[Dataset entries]
------------------------------------------------------------------------

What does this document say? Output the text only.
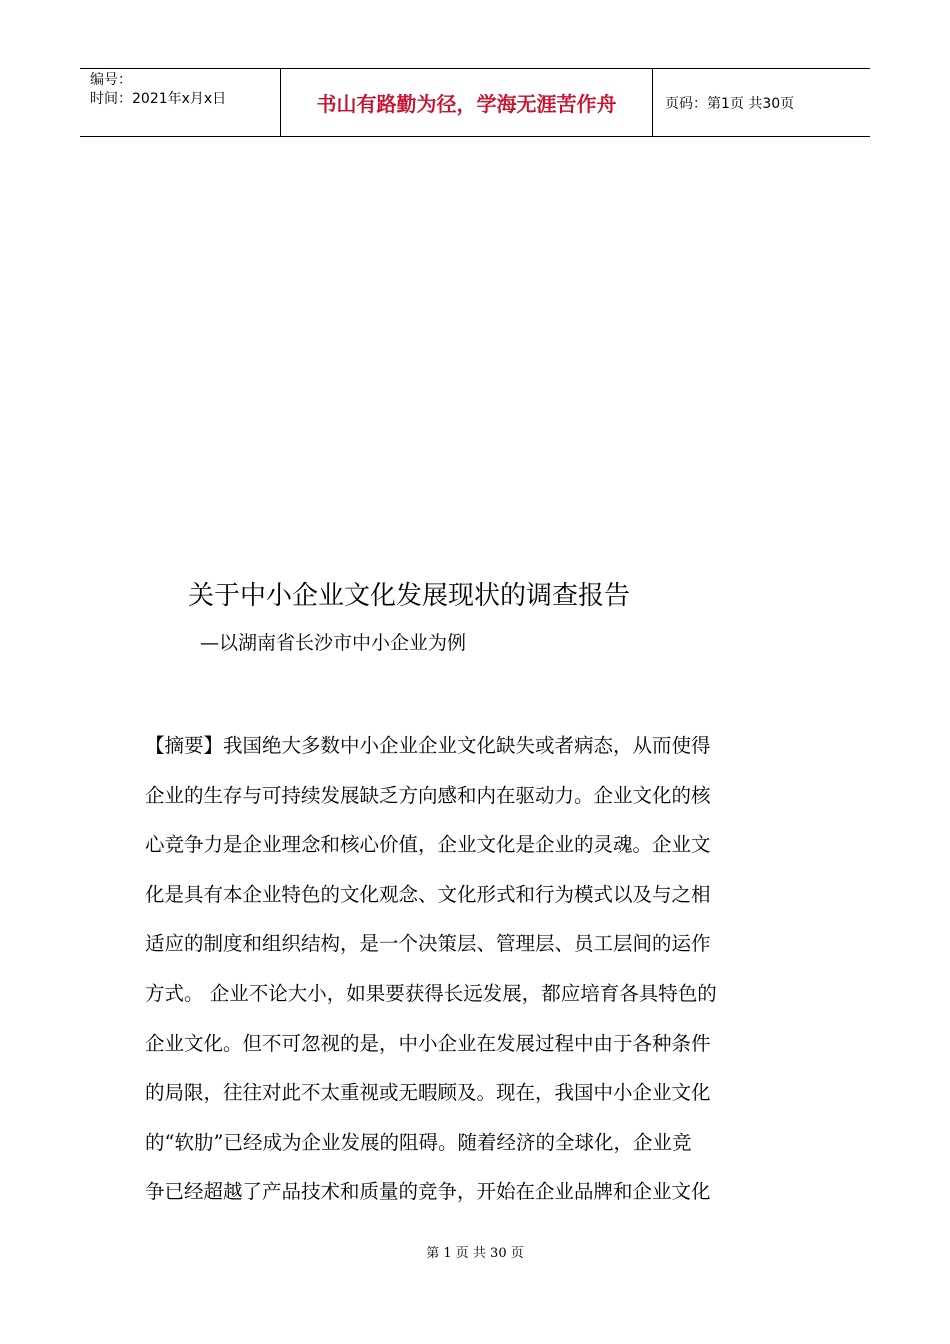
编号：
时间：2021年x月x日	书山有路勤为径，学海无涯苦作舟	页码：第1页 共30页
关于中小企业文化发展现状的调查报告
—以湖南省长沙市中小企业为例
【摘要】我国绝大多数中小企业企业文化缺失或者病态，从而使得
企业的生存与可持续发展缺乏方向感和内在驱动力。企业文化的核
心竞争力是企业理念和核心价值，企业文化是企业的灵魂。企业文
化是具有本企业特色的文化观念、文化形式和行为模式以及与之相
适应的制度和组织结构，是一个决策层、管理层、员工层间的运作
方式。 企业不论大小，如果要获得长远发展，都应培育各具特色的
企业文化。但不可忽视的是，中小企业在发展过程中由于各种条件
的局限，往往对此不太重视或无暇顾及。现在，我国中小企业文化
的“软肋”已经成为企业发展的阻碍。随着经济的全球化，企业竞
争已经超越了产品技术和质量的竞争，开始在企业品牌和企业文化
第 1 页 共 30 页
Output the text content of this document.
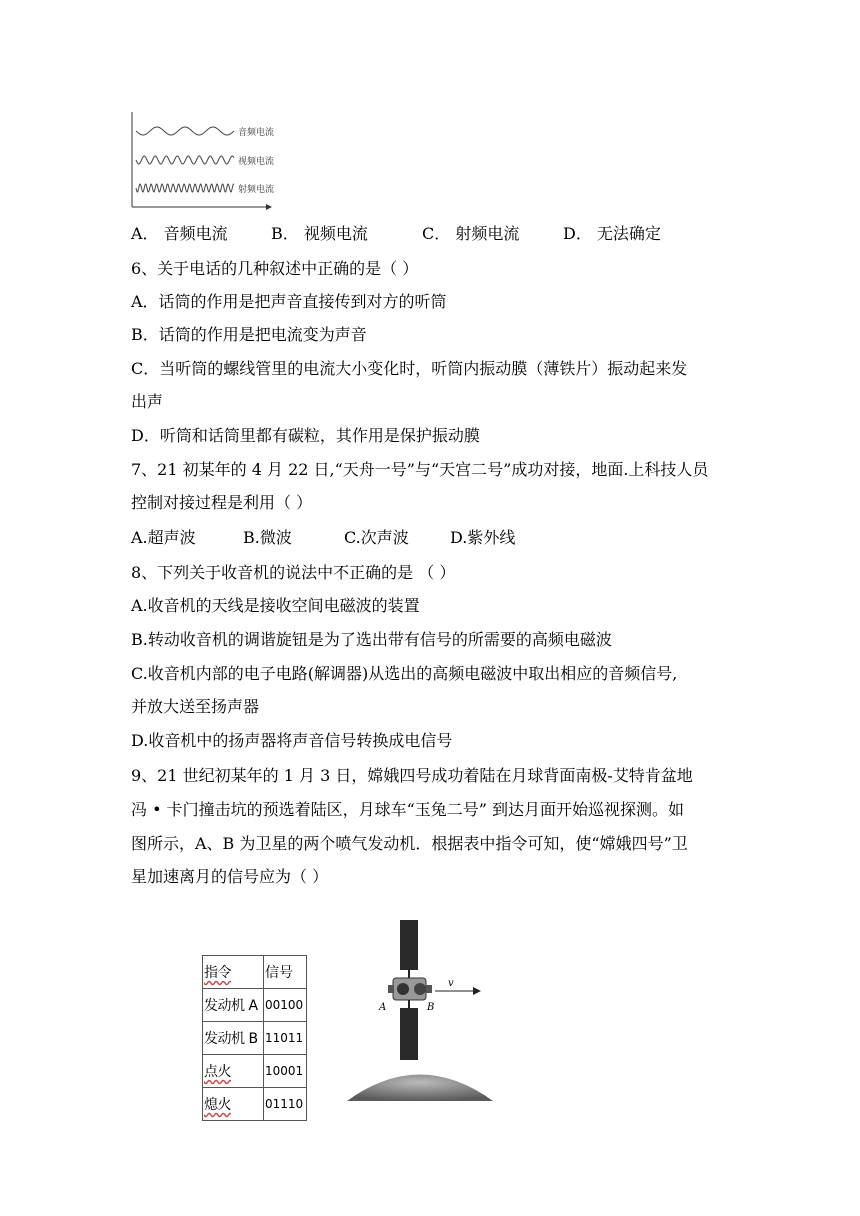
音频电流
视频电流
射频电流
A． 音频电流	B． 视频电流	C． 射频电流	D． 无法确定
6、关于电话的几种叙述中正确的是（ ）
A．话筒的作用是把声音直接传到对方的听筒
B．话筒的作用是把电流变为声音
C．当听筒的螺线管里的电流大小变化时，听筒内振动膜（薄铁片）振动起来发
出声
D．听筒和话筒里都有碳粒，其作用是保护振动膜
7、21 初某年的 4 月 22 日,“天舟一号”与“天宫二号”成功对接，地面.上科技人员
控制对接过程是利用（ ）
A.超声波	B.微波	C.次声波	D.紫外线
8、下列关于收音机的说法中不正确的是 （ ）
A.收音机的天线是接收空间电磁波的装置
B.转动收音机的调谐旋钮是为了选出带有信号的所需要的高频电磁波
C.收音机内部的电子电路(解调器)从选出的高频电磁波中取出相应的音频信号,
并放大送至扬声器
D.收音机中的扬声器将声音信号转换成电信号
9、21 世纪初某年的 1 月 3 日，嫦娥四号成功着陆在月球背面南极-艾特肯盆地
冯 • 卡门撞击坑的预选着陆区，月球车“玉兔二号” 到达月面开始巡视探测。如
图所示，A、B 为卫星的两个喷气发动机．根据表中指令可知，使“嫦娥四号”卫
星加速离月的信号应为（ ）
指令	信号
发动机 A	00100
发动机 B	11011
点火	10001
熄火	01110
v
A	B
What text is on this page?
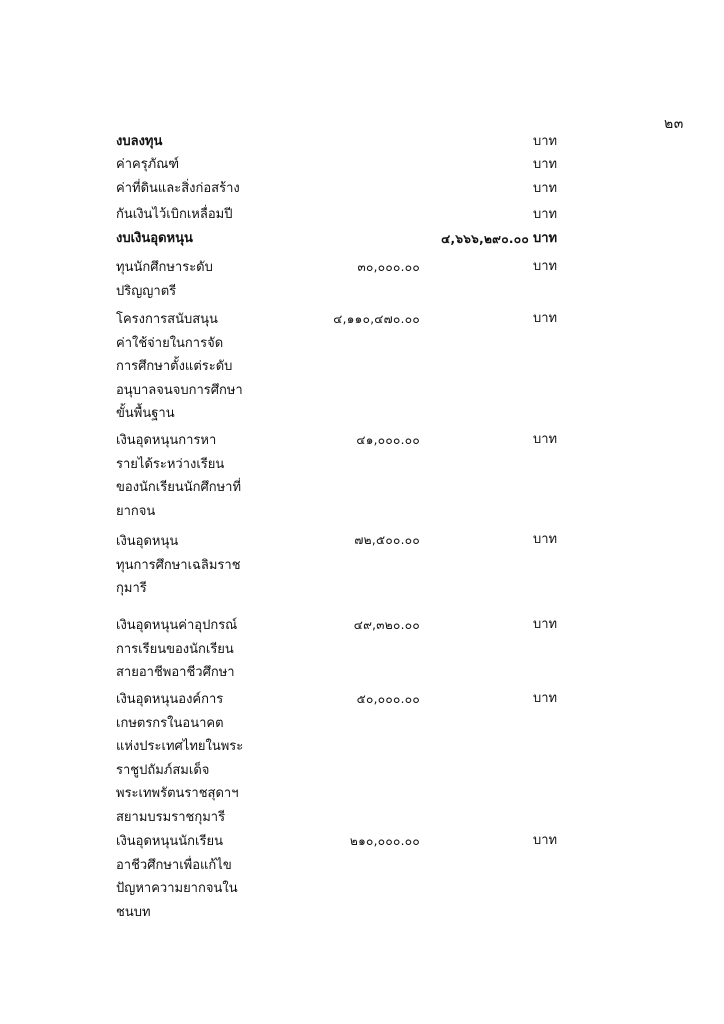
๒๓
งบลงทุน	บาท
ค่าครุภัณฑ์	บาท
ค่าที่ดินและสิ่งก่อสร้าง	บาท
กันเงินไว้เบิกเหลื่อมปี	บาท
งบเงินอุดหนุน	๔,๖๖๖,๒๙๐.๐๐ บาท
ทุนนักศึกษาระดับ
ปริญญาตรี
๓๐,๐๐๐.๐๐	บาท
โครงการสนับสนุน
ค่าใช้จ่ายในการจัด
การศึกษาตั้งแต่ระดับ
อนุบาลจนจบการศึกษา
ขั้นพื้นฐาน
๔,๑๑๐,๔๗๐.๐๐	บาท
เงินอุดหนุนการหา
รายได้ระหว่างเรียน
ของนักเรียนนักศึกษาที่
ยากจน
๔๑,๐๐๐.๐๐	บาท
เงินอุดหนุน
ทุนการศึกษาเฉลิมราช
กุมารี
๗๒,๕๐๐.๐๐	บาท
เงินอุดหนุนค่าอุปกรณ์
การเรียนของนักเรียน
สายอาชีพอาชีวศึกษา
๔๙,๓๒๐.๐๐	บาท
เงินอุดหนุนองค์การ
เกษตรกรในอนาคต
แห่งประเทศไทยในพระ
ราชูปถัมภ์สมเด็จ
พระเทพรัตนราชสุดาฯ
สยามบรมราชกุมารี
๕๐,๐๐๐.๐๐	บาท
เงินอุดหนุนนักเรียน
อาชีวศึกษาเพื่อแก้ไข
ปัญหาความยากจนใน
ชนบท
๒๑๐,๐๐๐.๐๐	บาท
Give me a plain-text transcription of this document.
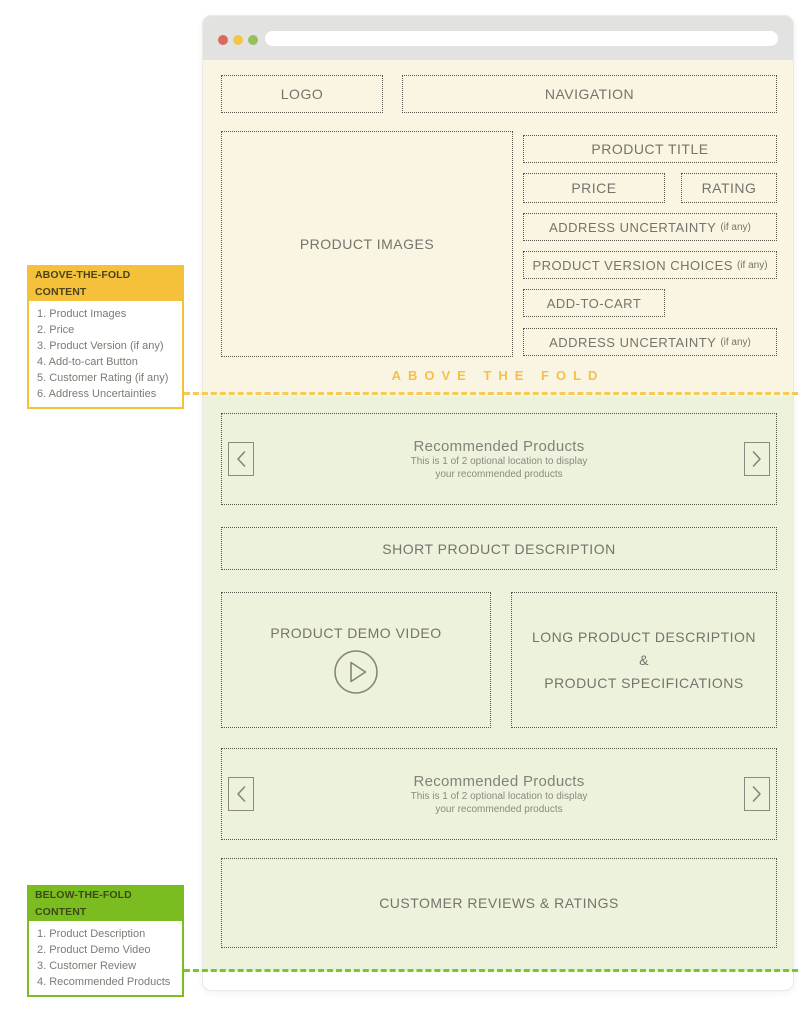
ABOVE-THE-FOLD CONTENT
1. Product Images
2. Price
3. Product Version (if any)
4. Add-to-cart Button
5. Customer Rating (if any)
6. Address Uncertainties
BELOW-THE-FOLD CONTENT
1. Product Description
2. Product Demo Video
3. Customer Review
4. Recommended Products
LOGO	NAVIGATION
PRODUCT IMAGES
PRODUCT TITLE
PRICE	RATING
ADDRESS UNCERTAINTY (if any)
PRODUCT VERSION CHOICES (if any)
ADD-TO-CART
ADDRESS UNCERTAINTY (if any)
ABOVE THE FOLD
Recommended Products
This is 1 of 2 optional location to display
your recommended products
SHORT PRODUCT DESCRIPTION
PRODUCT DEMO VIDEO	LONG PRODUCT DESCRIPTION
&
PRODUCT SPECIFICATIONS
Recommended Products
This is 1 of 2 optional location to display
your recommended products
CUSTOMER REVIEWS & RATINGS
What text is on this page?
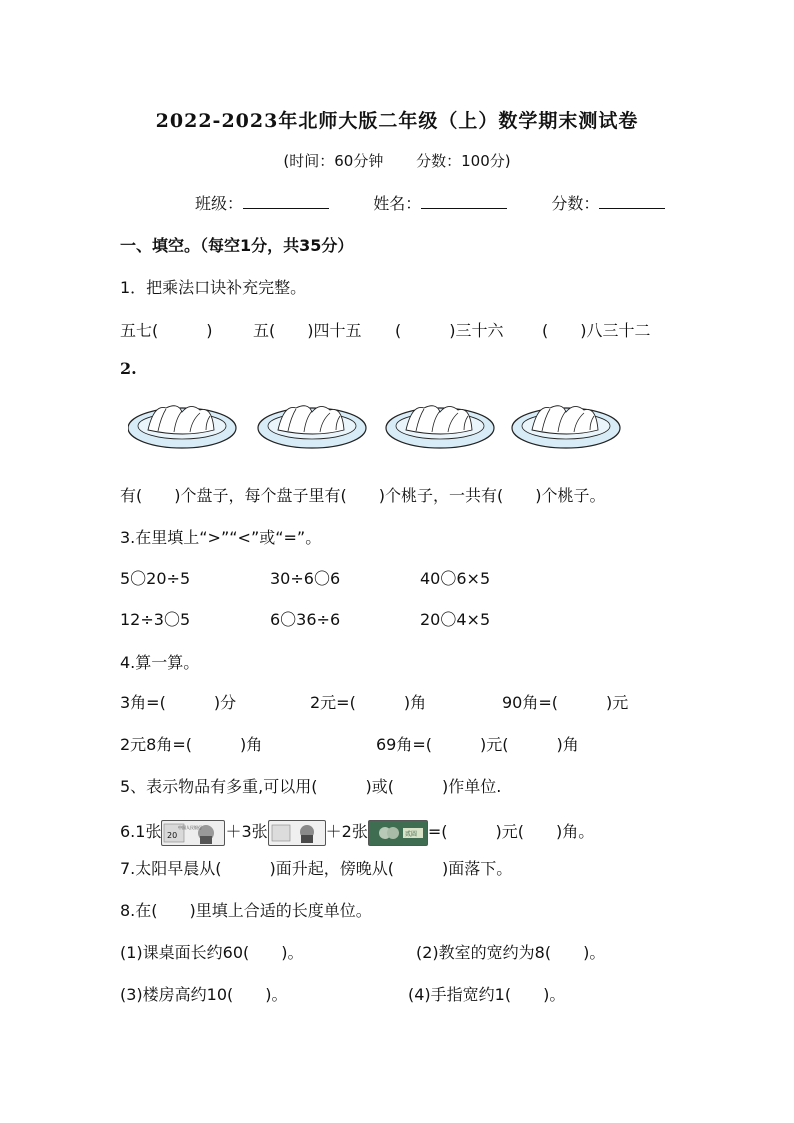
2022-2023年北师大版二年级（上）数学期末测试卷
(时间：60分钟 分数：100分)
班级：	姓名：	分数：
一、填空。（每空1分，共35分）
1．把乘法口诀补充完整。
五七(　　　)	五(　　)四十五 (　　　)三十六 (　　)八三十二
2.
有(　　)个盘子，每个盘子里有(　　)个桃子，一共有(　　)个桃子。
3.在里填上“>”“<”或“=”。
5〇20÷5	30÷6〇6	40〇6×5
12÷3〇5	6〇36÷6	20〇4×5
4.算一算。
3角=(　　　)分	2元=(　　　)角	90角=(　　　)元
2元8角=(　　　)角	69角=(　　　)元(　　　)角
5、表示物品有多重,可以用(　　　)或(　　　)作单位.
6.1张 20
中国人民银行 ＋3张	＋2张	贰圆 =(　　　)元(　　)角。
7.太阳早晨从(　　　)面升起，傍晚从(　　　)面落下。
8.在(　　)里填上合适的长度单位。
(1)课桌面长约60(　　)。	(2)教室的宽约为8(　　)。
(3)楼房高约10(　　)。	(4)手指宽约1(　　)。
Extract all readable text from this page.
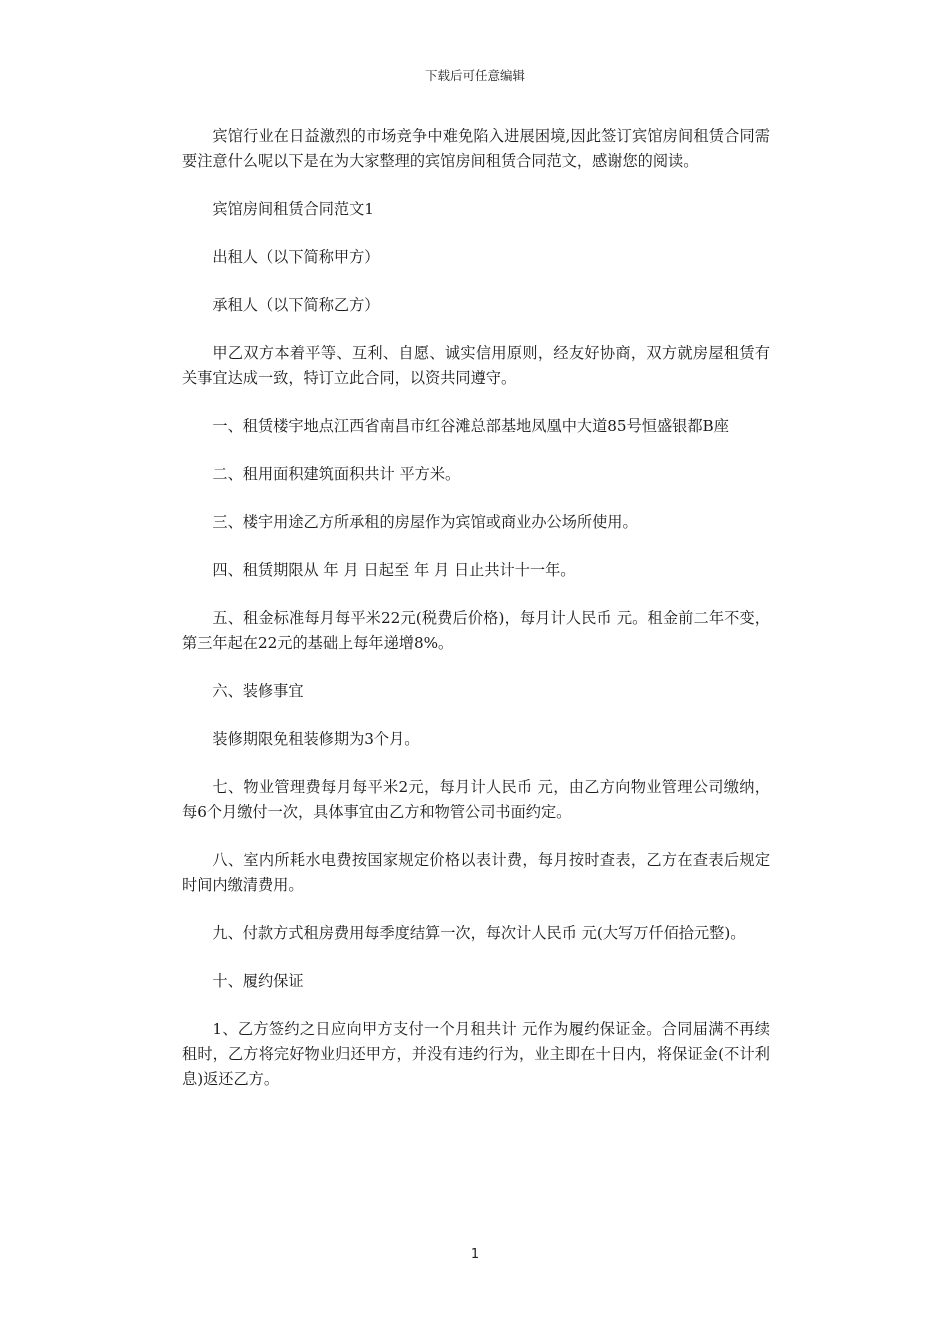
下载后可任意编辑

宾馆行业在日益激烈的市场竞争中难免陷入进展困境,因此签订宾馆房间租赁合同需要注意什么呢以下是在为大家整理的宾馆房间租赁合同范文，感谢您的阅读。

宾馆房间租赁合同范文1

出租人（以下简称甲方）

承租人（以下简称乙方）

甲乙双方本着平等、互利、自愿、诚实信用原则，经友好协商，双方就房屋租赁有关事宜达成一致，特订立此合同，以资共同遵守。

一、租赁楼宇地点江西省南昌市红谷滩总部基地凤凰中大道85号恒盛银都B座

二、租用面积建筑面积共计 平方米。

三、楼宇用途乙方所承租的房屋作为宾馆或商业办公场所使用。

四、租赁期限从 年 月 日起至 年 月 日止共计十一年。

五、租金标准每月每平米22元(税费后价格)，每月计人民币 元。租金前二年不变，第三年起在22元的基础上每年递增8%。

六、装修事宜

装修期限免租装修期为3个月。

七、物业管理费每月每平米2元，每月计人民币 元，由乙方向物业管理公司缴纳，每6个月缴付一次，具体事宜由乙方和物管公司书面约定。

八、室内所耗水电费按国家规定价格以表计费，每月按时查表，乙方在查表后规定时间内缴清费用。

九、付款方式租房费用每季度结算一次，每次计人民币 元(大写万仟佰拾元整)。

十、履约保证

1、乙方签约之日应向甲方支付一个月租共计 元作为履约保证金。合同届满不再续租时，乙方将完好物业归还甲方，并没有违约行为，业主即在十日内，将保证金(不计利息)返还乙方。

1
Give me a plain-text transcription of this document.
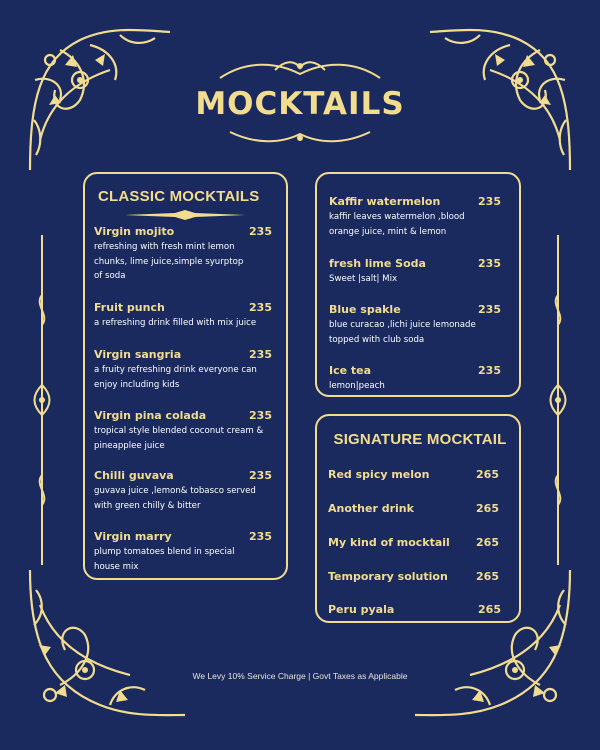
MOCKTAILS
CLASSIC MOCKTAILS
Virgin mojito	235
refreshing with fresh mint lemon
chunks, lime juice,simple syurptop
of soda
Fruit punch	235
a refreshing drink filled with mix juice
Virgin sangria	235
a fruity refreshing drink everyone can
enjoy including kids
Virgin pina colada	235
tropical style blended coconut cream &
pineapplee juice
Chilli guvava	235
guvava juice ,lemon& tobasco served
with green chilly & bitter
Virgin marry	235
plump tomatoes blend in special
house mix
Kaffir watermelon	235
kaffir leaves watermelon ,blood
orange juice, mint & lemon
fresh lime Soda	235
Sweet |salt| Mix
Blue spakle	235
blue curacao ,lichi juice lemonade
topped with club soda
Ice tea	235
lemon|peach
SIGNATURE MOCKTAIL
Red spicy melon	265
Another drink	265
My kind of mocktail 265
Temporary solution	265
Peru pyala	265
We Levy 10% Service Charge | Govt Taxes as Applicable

------------------------------------------------------------------------

■ **Stated goal**
Filter the data for the string "FOLD" and copy every line that has it.

■ **The answer**
ABOVE-THE-FOLD CONTENT
BELOW-THE-FOLD CONTENT
ABOVE THE FOLD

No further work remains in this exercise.